[Stored dataset items]
━━━━━━━━━━━━━━━━━━━━
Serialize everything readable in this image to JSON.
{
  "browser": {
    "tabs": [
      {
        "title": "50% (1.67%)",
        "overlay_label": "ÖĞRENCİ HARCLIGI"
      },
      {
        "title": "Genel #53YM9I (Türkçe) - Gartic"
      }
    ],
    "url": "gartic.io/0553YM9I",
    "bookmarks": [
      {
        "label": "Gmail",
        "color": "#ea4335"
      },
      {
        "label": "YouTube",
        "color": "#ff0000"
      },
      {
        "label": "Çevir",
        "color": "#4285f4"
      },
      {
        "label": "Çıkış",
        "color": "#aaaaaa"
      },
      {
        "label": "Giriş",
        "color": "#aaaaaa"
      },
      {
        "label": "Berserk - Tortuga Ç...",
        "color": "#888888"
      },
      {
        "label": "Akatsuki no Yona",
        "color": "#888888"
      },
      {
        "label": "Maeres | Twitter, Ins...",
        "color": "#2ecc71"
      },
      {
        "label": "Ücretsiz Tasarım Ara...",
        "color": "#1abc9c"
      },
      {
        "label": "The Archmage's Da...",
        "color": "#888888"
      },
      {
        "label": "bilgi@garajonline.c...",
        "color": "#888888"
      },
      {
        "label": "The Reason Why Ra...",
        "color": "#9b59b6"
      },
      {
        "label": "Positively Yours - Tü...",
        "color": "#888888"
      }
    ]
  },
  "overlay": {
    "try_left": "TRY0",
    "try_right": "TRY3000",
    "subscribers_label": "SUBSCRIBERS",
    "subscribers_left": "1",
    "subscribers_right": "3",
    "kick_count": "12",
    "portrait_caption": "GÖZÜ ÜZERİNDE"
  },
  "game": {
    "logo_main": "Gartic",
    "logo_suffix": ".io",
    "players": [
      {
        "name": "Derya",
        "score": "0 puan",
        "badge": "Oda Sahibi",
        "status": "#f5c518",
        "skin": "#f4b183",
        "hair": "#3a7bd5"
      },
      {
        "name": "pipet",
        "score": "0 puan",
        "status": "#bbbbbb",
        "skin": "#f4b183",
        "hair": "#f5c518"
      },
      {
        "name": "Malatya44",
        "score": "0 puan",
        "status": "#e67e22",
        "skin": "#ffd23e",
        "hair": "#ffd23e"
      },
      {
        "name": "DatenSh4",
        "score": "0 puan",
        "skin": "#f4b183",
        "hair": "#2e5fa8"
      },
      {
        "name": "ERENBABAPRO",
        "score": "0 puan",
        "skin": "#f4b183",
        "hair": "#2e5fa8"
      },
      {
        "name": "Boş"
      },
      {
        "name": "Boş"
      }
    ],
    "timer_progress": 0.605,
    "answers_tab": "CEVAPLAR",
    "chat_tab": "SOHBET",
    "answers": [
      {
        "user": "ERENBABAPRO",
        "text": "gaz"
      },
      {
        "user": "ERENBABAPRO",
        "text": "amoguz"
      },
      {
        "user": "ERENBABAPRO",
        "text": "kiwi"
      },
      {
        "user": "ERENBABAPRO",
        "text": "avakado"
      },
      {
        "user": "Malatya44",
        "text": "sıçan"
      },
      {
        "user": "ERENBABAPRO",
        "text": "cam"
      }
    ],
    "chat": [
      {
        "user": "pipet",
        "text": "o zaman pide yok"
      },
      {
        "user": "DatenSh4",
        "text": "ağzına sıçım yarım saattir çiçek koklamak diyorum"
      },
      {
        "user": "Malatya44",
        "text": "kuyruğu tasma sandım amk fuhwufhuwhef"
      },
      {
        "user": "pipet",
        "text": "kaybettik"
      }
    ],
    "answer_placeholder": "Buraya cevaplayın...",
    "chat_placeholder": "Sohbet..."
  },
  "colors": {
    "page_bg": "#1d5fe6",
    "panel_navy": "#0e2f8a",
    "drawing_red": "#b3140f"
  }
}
━━━━━━━━━━━━━━━━━━━━
DIRECTIONS FOR THIS TASK — Write out every entry again, keeping each line exactly the same.

RIGHT ANSWER —
Serialize everything readable in this image to JSON.
{
  "browser": {
    "tabs": [
      {
        "title": "50% (1.67%)",
        "overlay_label": "ÖĞRENCİ HARCLIGI"
      },
      {
        "title": "Genel #53YM9I (Türkçe) - Gartic"
      }
    ],
    "url": "gartic.io/0553YM9I",
    "bookmarks": [
      {
        "label": "Gmail",
        "color": "#ea4335"
      },
      {
        "label": "YouTube",
        "color": "#ff0000"
      },
      {
        "label": "Çevir",
        "color": "#4285f4"
      },
      {
        "label": "Çıkış",
        "color": "#aaaaaa"
      },
      {
        "label": "Giriş",
        "color": "#aaaaaa"
      },
      {
        "label": "Berserk - Tortuga Ç...",
        "color": "#888888"
      },
      {
        "label": "Akatsuki no Yona",
        "color": "#888888"
      },
      {
        "label": "Maeres | Twitter, Ins...",
        "color": "#2ecc71"
      },
      {
        "label": "Ücretsiz Tasarım Ara...",
        "color": "#1abc9c"
      },
      {
        "label": "The Archmage's Da...",
        "color": "#888888"
      },
      {
        "label": "bilgi@garajonline.c...",
        "color": "#888888"
      },
      {
        "label": "The Reason Why Ra...",
        "color": "#9b59b6"
      },
      {
        "label": "Positively Yours - Tü...",
        "color": "#888888"
      }
    ]
  },
  "overlay": {
    "try_left": "TRY0",
    "try_right": "TRY3000",
    "subscribers_label": "SUBSCRIBERS",
    "subscribers_left": "1",
    "subscribers_right": "3",
    "kick_count": "12",
    "portrait_caption": "GÖZÜ ÜZERİNDE"
  },
  "game": {
    "logo_main": "Gartic",
    "logo_suffix": ".io",
    "players": [
      {
        "name": "Derya",
        "score": "0 puan",
        "badge": "Oda Sahibi",
        "status": "#f5c518",
        "skin": "#f4b183",
        "hair": "#3a7bd5"
      },
      {
        "name": "pipet",
        "score": "0 puan",
        "status": "#bbbbbb",
        "skin": "#f4b183",
        "hair": "#f5c518"
      },
      {
        "name": "Malatya44",
        "score": "0 puan",
        "status": "#e67e22",
        "skin": "#ffd23e",
        "hair": "#ffd23e"
      },
      {
        "name": "DatenSh4",
        "score": "0 puan",
        "skin": "#f4b183",
        "hair": "#2e5fa8"
      },
      {
        "name": "ERENBABAPRO",
        "score": "0 puan",
        "skin": "#f4b183",
        "hair": "#2e5fa8"
      },
      {
        "name": "Boş"
      },
      {
        "name": "Boş"
      }
    ],
    "timer_progress": 0.605,
    "answers_tab": "CEVAPLAR",
    "chat_tab": "SOHBET",
    "answers": [
      {
        "user": "ERENBABAPRO",
        "text": "gaz"
      },
      {
        "user": "ERENBABAPRO",
        "text": "amoguz"
      },
      {
        "user": "ERENBABAPRO",
        "text": "kiwi"
      },
      {
        "user": "ERENBABAPRO",
        "text": "avakado"
      },
      {
        "user": "Malatya44",
        "text": "sıçan"
      },
      {
        "user": "ERENBABAPRO",
        "text": "cam"
      }
    ],
    "chat": [
      {
        "user": "pipet",
        "text": "o zaman pide yok"
      },
      {
        "user": "DatenSh4",
        "text": "ağzına sıçım yarım saattir çiçek koklamak diyorum"
      },
      {
        "user": "Malatya44",
        "text": "kuyruğu tasma sandım amk fuhwufhuwhef"
      },
      {
        "user": "pipet",
        "text": "kaybettik"
      }
    ],
    "answer_placeholder": "Buraya cevaplayın...",
    "chat_placeholder": "Sohbet..."
  },
  "colors": {
    "page_bg": "#1d5fe6",
    "panel_navy": "#0e2f8a",
    "drawing_red": "#b3140f"
  }
}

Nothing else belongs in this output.